Text passage.
● ● ●

Friday, July 20, 2018

Lucy Li Repeats as Medalist as Fog Wreaks Havoc on U.S. Girls’ Junior

(Pebble Beach, Calif.) - Competitors in the 70th U.S. Girls’ Junior Championship have had two opponents this week: a challenging Poppy Hills Golf Course and Northern California coastal fog.

The latter continued to foul up the schedule on Wednesday, creating the possibility for a marathon sprint to the finish line. For the second consecutive day, heavy fog delayed the start of play and thus only five of the scheduled 32 opening-round matches were completed.

On Tuesday, the second round of stroke play was delayed 4½ hours, and a day later, the suspended round could not be started until 9:45 a.m. PDT, a delay of 2 hours, 45 minutes.

The first Round-of-64 match went off the first tee at 3:45 p.m., and six matches never started before darkness and heavy fog halted play for the day shortly after 8 p.m. Matches are set to resume at 7 a.m. on Thursday, weather permitting. The completion of the Round of 32, as well as the Round of 16 are scheduled to be contested on Thursday.

● ● ●

Extracted entries.
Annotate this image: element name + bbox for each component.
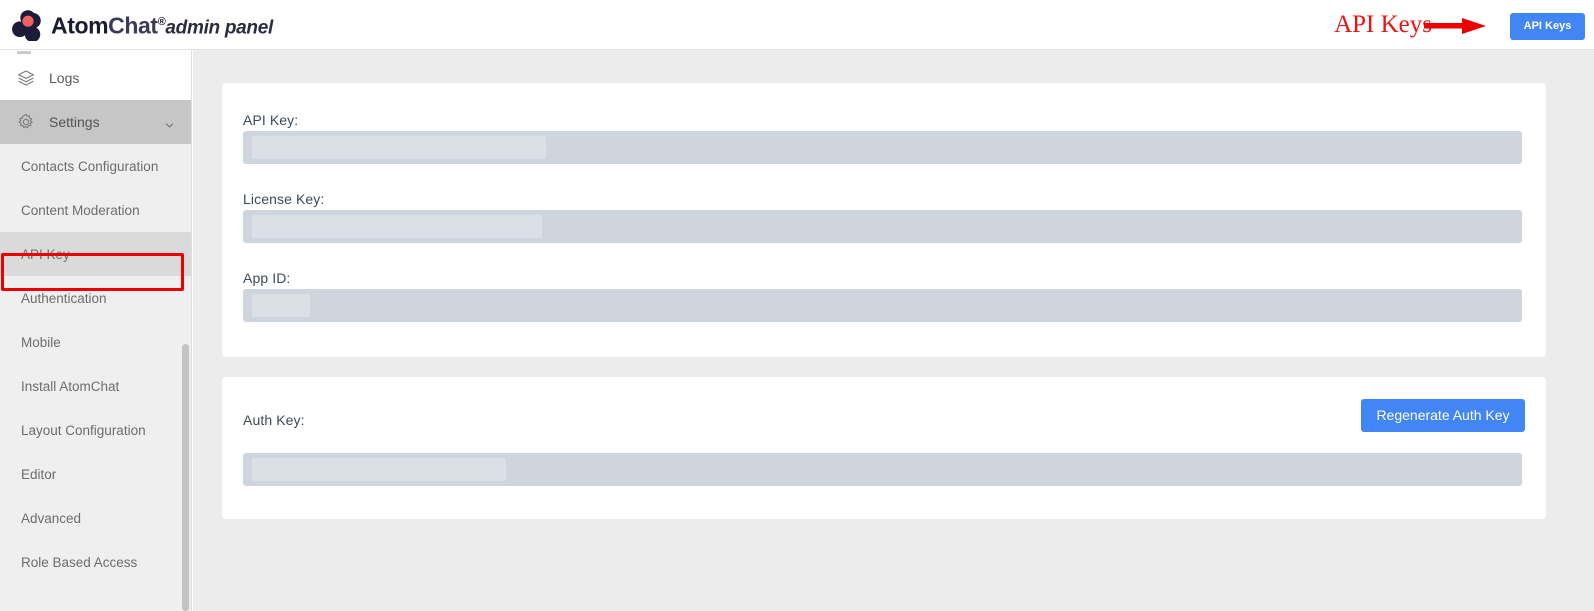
sidebar-subitem-label: API Key xyxy=(21,246,70,262)
api-key-label: API Key: xyxy=(243,112,299,128)
sidebar-subitem-label: Layout Configuration xyxy=(21,422,146,438)
right-arrow-annotation-icon xyxy=(1424,17,1486,35)
sidebar-item-role-based-access[interactable]: Role Based Access xyxy=(0,540,191,584)
sidebar-item-logs[interactable]: Logs xyxy=(0,56,191,100)
sidebar-item-settings[interactable]: Settings xyxy=(0,100,191,144)
brand-chat-text: Chat xyxy=(108,12,158,39)
sidebar-item-editor[interactable]: Editor xyxy=(0,452,191,496)
chevron-down-icon xyxy=(165,117,174,128)
sidebar-item-mobile[interactable]: Mobile xyxy=(0,320,191,364)
sidebar-subitem-label: Mobile xyxy=(21,334,61,350)
sidebar-subitem-label: Content Moderation xyxy=(21,202,140,218)
auth-key-field[interactable] xyxy=(243,453,1522,486)
sidebar-subitem-label: Install AtomChat xyxy=(21,378,120,394)
sidebar: Logs Settings Contacts Configuration Con… xyxy=(0,50,192,611)
sidebar-item-layout-configuration[interactable]: Layout Configuration xyxy=(0,408,191,452)
main-content: API Key: License Key: App ID: Auth Key: … xyxy=(193,50,1594,611)
api-keys-card: API Key: License Key: App ID: xyxy=(222,83,1546,357)
app-id-field[interactable] xyxy=(243,289,1522,322)
sidebar-item-api-key[interactable]: API Key xyxy=(0,232,191,276)
auth-key-card: Auth Key: Regenerate Auth Key xyxy=(222,377,1546,519)
sidebar-item-install-atomchat[interactable]: Install AtomChat xyxy=(0,364,191,408)
auth-key-redacted-value xyxy=(252,458,506,481)
sidebar-item-advanced[interactable]: Advanced xyxy=(0,496,191,540)
regenerate-auth-key-button[interactable]: Regenerate Auth Key xyxy=(1361,399,1525,432)
sidebar-scrollbar-thumb[interactable] xyxy=(182,344,189,611)
brand-logo: AtomChat®admin panel xyxy=(11,6,273,45)
license-key-label: License Key: xyxy=(243,191,325,207)
atomchat-trefoil-logo-icon xyxy=(11,9,45,43)
license-key-field[interactable] xyxy=(243,210,1522,243)
sidebar-item-logs-label: Logs xyxy=(49,70,80,86)
brand-wordmark: AtomChat®admin panel xyxy=(51,6,273,45)
sidebar-item-authentication[interactable]: Authentication xyxy=(0,276,191,320)
sidebar-subitem-label: Authentication xyxy=(21,290,107,306)
partial-icon xyxy=(17,51,31,54)
sidebar-item-contacts-configuration[interactable]: Contacts Configuration xyxy=(0,144,191,188)
gear-icon xyxy=(17,113,35,131)
brand-admin-panel-text: admin panel xyxy=(165,17,273,39)
app-id-redacted-value xyxy=(252,294,310,317)
layers-icon xyxy=(17,69,35,87)
sidebar-subitem-label: Contacts Configuration xyxy=(21,158,159,174)
sidebar-item-content-moderation[interactable]: Content Moderation xyxy=(0,188,191,232)
sidebar-nav-list: Logs Settings Contacts Configuration Con… xyxy=(0,50,191,584)
app-header: AtomChat®admin panel API Keys API Keys xyxy=(0,0,1594,50)
license-key-redacted-value xyxy=(252,215,542,238)
sidebar-subitem-label: Advanced xyxy=(21,510,82,526)
api-key-redacted-value xyxy=(252,136,546,159)
api-key-field[interactable] xyxy=(243,131,1522,164)
app-id-label: App ID: xyxy=(243,270,291,286)
sidebar-item-settings-label: Settings xyxy=(49,114,100,130)
sidebar-subitem-label: Role Based Access xyxy=(21,554,138,570)
sidebar-subitem-label: Editor xyxy=(21,466,57,482)
brand-atom-text: Atom xyxy=(51,12,109,39)
api-keys-button[interactable]: API Keys xyxy=(1510,13,1585,40)
annotation-label: API Keys xyxy=(1334,11,1432,38)
auth-key-label: Auth Key: xyxy=(243,412,305,428)
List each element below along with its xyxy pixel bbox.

● ● ●

Parts of the exercise.
1. Can you translate the sentence "Matches are set to resume at 7 a.m. on Thursday, weather permitting." from the U.S. Girls' Junior article into Spanish?
2. Would you reproduce, word for word, the part of the U.S. Girls' Junior article starting with "Friday, July 20, 2018" and going on through "matches were completed."?

Answers to each task.
1. Los partidos están programados para reanudarse a las 7 a. m. del jueves, si el clima lo permite.

2.
Friday, July 20, 2018

Lucy Li Repeats as Medalist as Fog Wreaks Havoc on U.S. Girls’ Junior

(Pebble Beach, Calif.) - Competitors in the 70th U.S. Girls’ Junior Championship have had two opponents this week: a challenging Poppy Hills Golf Course and Northern California coastal fog.

The latter continued to foul up the schedule on Wednesday, creating the possibility for a marathon sprint to the finish line. For the second consecutive day, heavy fog delayed the start of play and thus only five of the scheduled 32 opening-round matches were completed.